(Stored records)
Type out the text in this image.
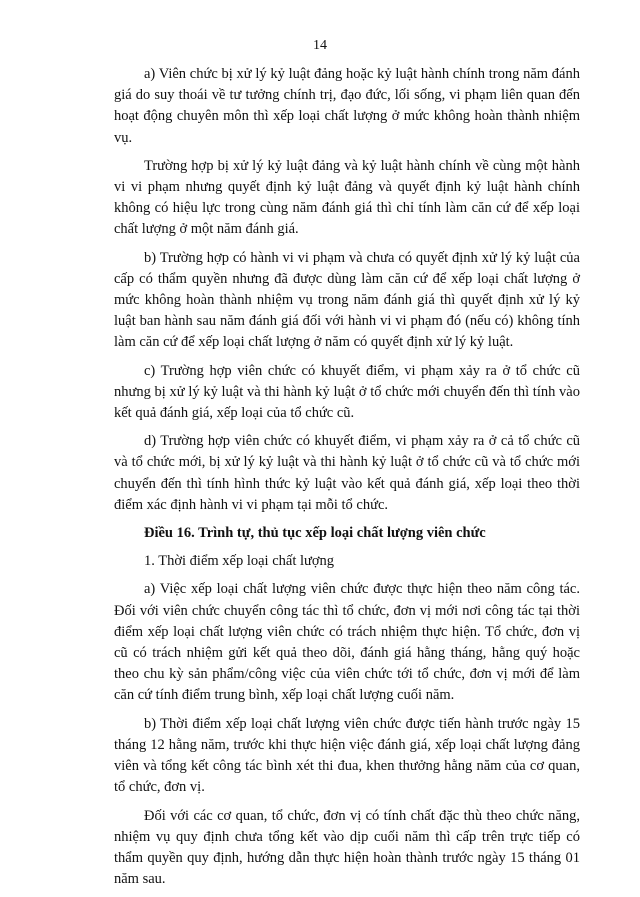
14

a) Viên chức bị xử lý kỷ luật đảng hoặc kỷ luật hành chính trong năm đánh giá do suy thoái về tư tưởng chính trị, đạo đức, lối sống, vi phạm liên quan đến hoạt động chuyên môn thì xếp loại chất lượng ở mức không hoàn thành nhiệm vụ.

Trường hợp bị xử lý kỷ luật đảng và kỷ luật hành chính về cùng một hành vi vi phạm nhưng quyết định kỷ luật đảng và quyết định kỷ luật hành chính không có hiệu lực trong cùng năm đánh giá thì chỉ tính làm căn cứ để xếp loại chất lượng ở một năm đánh giá.

b) Trường hợp có hành vi vi phạm và chưa có quyết định xử lý kỷ luật của cấp có thẩm quyền nhưng đã được dùng làm căn cứ để xếp loại chất lượng ở mức không hoàn thành nhiệm vụ trong năm đánh giá thì quyết định xử lý kỷ luật ban hành sau năm đánh giá đối với hành vi vi phạm đó (nếu có) không tính làm căn cứ để xếp loại chất lượng ở năm có quyết định xử lý kỷ luật.

c) Trường hợp viên chức có khuyết điểm, vi phạm xảy ra ở tổ chức cũ nhưng bị xử lý kỷ luật và thi hành kỷ luật ở tổ chức mới chuyển đến thì tính vào kết quả đánh giá, xếp loại của tổ chức cũ.

d) Trường hợp viên chức có khuyết điểm, vi phạm xảy ra ở cả tổ chức cũ và tổ chức mới, bị xử lý kỷ luật và thi hành kỷ luật ở tổ chức cũ và tổ chức mới chuyển đến thì tính hình thức kỷ luật vào kết quả đánh giá, xếp loại theo thời điểm xác định hành vi vi phạm tại mỗi tổ chức.

Điều 16. Trình tự, thủ tục xếp loại chất lượng viên chức

1. Thời điểm xếp loại chất lượng

a) Việc xếp loại chất lượng viên chức được thực hiện theo năm công tác. Đối với viên chức chuyển công tác thì tổ chức, đơn vị mới nơi công tác tại thời điểm xếp loại chất lượng viên chức có trách nhiệm thực hiện. Tổ chức, đơn vị cũ có trách nhiệm gửi kết quả theo dõi, đánh giá hằng tháng, hằng quý hoặc theo chu kỳ sản phẩm/công việc của viên chức tới tổ chức, đơn vị mới để làm căn cứ tính điểm trung bình, xếp loại chất lượng cuối năm.

b) Thời điểm xếp loại chất lượng viên chức được tiến hành trước ngày 15 tháng 12 hằng năm, trước khi thực hiện việc đánh giá, xếp loại chất lượng đảng viên và tổng kết công tác bình xét thi đua, khen thưởng hằng năm của cơ quan, tổ chức, đơn vị.

Đối với các cơ quan, tổ chức, đơn vị có tính chất đặc thù theo chức năng, nhiệm vụ quy định chưa tổng kết vào dịp cuối năm thì cấp trên trực tiếp có thẩm quyền quy định, hướng dẫn thực hiện hoàn thành trước ngày 15 tháng 01 năm sau.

**Work required:** Set down all the data again exactly as above, pictures excluded.

**Written answer:**
Type out the text in this image.
14

a) Viên chức bị xử lý kỷ luật đảng hoặc kỷ luật hành chính trong năm đánh giá do suy thoái về tư tưởng chính trị, đạo đức, lối sống, vi phạm liên quan đến hoạt động chuyên môn thì xếp loại chất lượng ở mức không hoàn thành nhiệm vụ.

Trường hợp bị xử lý kỷ luật đảng và kỷ luật hành chính về cùng một hành vi vi phạm nhưng quyết định kỷ luật đảng và quyết định kỷ luật hành chính không có hiệu lực trong cùng năm đánh giá thì chỉ tính làm căn cứ để xếp loại chất lượng ở một năm đánh giá.

b) Trường hợp có hành vi vi phạm và chưa có quyết định xử lý kỷ luật của cấp có thẩm quyền nhưng đã được dùng làm căn cứ để xếp loại chất lượng ở mức không hoàn thành nhiệm vụ trong năm đánh giá thì quyết định xử lý kỷ luật ban hành sau năm đánh giá đối với hành vi vi phạm đó (nếu có) không tính làm căn cứ để xếp loại chất lượng ở năm có quyết định xử lý kỷ luật.

c) Trường hợp viên chức có khuyết điểm, vi phạm xảy ra ở tổ chức cũ nhưng bị xử lý kỷ luật và thi hành kỷ luật ở tổ chức mới chuyển đến thì tính vào kết quả đánh giá, xếp loại của tổ chức cũ.

d) Trường hợp viên chức có khuyết điểm, vi phạm xảy ra ở cả tổ chức cũ và tổ chức mới, bị xử lý kỷ luật và thi hành kỷ luật ở tổ chức cũ và tổ chức mới chuyển đến thì tính hình thức kỷ luật vào kết quả đánh giá, xếp loại theo thời điểm xác định hành vi vi phạm tại mỗi tổ chức.

Điều 16. Trình tự, thủ tục xếp loại chất lượng viên chức

1. Thời điểm xếp loại chất lượng

a) Việc xếp loại chất lượng viên chức được thực hiện theo năm công tác. Đối với viên chức chuyển công tác thì tổ chức, đơn vị mới nơi công tác tại thời điểm xếp loại chất lượng viên chức có trách nhiệm thực hiện. Tổ chức, đơn vị cũ có trách nhiệm gửi kết quả theo dõi, đánh giá hằng tháng, hằng quý hoặc theo chu kỳ sản phẩm/công việc của viên chức tới tổ chức, đơn vị mới để làm căn cứ tính điểm trung bình, xếp loại chất lượng cuối năm.

b) Thời điểm xếp loại chất lượng viên chức được tiến hành trước ngày 15 tháng 12 hằng năm, trước khi thực hiện việc đánh giá, xếp loại chất lượng đảng viên và tổng kết công tác bình xét thi đua, khen thưởng hằng năm của cơ quan, tổ chức, đơn vị.

Đối với các cơ quan, tổ chức, đơn vị có tính chất đặc thù theo chức năng, nhiệm vụ quy định chưa tổng kết vào dịp cuối năm thì cấp trên trực tiếp có thẩm quyền quy định, hướng dẫn thực hiện hoàn thành trước ngày 15 tháng 01 năm sau.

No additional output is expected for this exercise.